§ Stated exercise: The records are to be restated in their entirety, word for word.

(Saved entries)
▬▬▬▬▬▬▬▬▬▬
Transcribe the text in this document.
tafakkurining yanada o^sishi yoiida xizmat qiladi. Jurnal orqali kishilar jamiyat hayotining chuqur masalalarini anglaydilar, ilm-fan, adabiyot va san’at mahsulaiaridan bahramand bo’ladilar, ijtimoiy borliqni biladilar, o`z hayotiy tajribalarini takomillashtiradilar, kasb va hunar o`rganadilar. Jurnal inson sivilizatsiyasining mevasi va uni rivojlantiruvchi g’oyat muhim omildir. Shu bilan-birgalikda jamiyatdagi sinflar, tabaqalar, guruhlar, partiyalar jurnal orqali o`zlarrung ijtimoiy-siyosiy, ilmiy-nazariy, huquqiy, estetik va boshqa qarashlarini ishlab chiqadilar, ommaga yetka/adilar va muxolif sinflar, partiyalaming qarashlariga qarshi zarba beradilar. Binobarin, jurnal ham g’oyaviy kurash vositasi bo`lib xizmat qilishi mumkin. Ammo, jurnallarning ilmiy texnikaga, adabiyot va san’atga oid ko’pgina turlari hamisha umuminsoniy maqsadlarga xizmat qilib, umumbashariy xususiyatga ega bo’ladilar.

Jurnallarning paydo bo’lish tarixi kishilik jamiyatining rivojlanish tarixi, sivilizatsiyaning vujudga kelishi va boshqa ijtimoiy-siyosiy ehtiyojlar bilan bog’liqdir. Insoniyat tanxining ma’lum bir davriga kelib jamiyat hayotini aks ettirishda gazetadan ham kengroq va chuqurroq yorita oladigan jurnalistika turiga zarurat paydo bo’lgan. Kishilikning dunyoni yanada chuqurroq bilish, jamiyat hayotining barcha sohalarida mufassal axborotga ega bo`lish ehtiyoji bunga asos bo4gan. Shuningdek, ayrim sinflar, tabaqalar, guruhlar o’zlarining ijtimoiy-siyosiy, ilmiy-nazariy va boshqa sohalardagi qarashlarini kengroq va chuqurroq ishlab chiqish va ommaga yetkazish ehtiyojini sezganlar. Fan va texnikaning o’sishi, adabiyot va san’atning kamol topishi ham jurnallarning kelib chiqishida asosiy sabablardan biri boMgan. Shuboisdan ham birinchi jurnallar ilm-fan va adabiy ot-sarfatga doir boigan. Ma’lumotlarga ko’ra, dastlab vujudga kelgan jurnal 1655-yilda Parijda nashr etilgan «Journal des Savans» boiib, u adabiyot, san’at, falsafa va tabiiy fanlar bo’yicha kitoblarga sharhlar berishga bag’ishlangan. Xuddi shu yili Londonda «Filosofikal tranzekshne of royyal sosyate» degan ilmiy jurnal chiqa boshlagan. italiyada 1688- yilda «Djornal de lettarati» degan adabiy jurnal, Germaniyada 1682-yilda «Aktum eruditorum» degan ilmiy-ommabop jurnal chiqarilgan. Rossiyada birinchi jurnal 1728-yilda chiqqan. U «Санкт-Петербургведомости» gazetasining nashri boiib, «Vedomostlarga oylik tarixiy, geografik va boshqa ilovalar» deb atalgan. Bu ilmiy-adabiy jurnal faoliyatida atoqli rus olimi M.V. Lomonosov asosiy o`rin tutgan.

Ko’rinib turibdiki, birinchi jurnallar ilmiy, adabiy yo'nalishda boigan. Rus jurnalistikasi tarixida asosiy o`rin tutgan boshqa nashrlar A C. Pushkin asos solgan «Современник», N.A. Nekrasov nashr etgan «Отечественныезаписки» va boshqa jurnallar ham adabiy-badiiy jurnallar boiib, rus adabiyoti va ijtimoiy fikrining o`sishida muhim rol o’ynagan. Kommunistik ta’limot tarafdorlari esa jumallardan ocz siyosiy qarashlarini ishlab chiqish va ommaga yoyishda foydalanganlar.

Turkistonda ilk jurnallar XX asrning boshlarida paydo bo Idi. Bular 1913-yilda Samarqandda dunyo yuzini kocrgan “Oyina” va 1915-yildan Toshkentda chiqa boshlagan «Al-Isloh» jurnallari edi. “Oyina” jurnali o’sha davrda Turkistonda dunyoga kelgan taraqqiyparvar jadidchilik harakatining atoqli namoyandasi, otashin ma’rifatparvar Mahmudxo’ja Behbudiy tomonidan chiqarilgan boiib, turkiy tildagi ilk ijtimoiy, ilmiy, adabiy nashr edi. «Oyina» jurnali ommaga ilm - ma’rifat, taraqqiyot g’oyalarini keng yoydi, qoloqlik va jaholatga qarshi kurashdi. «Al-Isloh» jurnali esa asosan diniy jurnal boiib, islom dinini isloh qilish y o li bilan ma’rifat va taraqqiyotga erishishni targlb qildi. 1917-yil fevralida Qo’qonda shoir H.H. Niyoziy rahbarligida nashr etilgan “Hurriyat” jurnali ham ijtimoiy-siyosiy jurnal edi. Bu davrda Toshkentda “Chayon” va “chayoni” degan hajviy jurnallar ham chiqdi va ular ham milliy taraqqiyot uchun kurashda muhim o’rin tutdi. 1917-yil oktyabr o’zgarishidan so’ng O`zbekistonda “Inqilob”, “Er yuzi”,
▬▬▬▬▬▬▬▬▬▬
§ The result:
Transcribe the text in this document.
tafakkurining yanada o^sishi yoiida xizmat qiladi. Jurnal orqali kishilar jamiyat hayotining chuqur masalalarini anglaydilar, ilm-fan, adabiyot va san’at mahsulaiaridan bahramand bo’ladilar, ijtimoiy borliqni biladilar, o`z hayotiy tajribalarini takomillashtiradilar, kasb va hunar o`rganadilar. Jurnal inson sivilizatsiyasining mevasi va uni rivojlantiruvchi g’oyat muhim omildir. Shu bilan-birgalikda jamiyatdagi sinflar, tabaqalar, guruhlar, partiyalar jurnal orqali o`zlarrung ijtimoiy-siyosiy, ilmiy-nazariy, huquqiy, estetik va boshqa qarashlarini ishlab chiqadilar, ommaga yetka/adilar va muxolif sinflar, partiyalaming qarashlariga qarshi zarba beradilar. Binobarin, jurnal ham g’oyaviy kurash vositasi bo`lib xizmat qilishi mumkin. Ammo, jurnallarning ilmiy texnikaga, adabiyot va san’atga oid ko’pgina turlari hamisha umuminsoniy maqsadlarga xizmat qilib, umumbashariy xususiyatga ega bo’ladilar.

Jurnallarning paydo bo’lish tarixi kishilik jamiyatining rivojlanish tarixi, sivilizatsiyaning vujudga kelishi va boshqa ijtimoiy-siyosiy ehtiyojlar bilan bog’liqdir. Insoniyat tanxining ma’lum bir davriga kelib jamiyat hayotini aks ettirishda gazetadan ham kengroq va chuqurroq yorita oladigan jurnalistika turiga zarurat paydo bo’lgan. Kishilikning dunyoni yanada chuqurroq bilish, jamiyat hayotining barcha sohalarida mufassal axborotga ega bo`lish ehtiyoji bunga asos bo4gan. Shuningdek, ayrim sinflar, tabaqalar, guruhlar o’zlarining ijtimoiy-siyosiy, ilmiy-nazariy va boshqa sohalardagi qarashlarini kengroq va chuqurroq ishlab chiqish va ommaga yetkazish ehtiyojini sezganlar. Fan va texnikaning o’sishi, adabiyot va san’atning kamol topishi ham jurnallarning kelib chiqishida asosiy sabablardan biri boMgan. Shuboisdan ham birinchi jurnallar ilm-fan va adabiy ot-sarfatga doir boigan. Ma’lumotlarga ko’ra, dastlab vujudga kelgan jurnal 1655-yilda Parijda nashr etilgan «Journal des Savans» boiib, u adabiyot, san’at, falsafa va tabiiy fanlar bo’yicha kitoblarga sharhlar berishga bag’ishlangan. Xuddi shu yili Londonda «Filosofikal tranzekshne of royyal sosyate» degan ilmiy jurnal chiqa boshlagan. italiyada 1688- yilda «Djornal de lettarati» degan adabiy jurnal, Germaniyada 1682-yilda «Aktum eruditorum» degan ilmiy-ommabop jurnal chiqarilgan. Rossiyada birinchi jurnal 1728-yilda chiqqan. U «Санкт-Петербургведомости» gazetasining nashri boiib, «Vedomostlarga oylik tarixiy, geografik va boshqa ilovalar» deb atalgan. Bu ilmiy-adabiy jurnal faoliyatida atoqli rus olimi M.V. Lomonosov asosiy o`rin tutgan.

Ko’rinib turibdiki, birinchi jurnallar ilmiy, adabiy yo'nalishda boigan. Rus jurnalistikasi tarixida asosiy o`rin tutgan boshqa nashrlar A C. Pushkin asos solgan «Современник», N.A. Nekrasov nashr etgan «Отечественныезаписки» va boshqa jurnallar ham adabiy-badiiy jurnallar boiib, rus adabiyoti va ijtimoiy fikrining o`sishida muhim rol o’ynagan. Kommunistik ta’limot tarafdorlari esa jumallardan ocz siyosiy qarashlarini ishlab chiqish va ommaga yoyishda foydalanganlar.

Turkistonda ilk jurnallar XX asrning boshlarida paydo bo Idi. Bular 1913-yilda Samarqandda dunyo yuzini kocrgan “Oyina” va 1915-yildan Toshkentda chiqa boshlagan «Al-Isloh» jurnallari edi. “Oyina” jurnali o’sha davrda Turkistonda dunyoga kelgan taraqqiyparvar jadidchilik harakatining atoqli namoyandasi, otashin ma’rifatparvar Mahmudxo’ja Behbudiy tomonidan chiqarilgan boiib, turkiy tildagi ilk ijtimoiy, ilmiy, adabiy nashr edi. «Oyina» jurnali ommaga ilm - ma’rifat, taraqqiyot g’oyalarini keng yoydi, qoloqlik va jaholatga qarshi kurashdi. «Al-Isloh» jurnali esa asosan diniy jurnal boiib, islom dinini isloh qilish y o li bilan ma’rifat va taraqqiyotga erishishni targlb qildi. 1917-yil fevralida Qo’qonda shoir H.H. Niyoziy rahbarligida nashr etilgan “Hurriyat” jurnali ham ijtimoiy-siyosiy jurnal edi. Bu davrda Toshkentda “Chayon” va “chayoni” degan hajviy jurnallar ham chiqdi va ular ham milliy taraqqiyot uchun kurashda muhim o’rin tutdi. 1917-yil oktyabr o’zgarishidan so’ng O`zbekistonda “Inqilob”, “Er yuzi”,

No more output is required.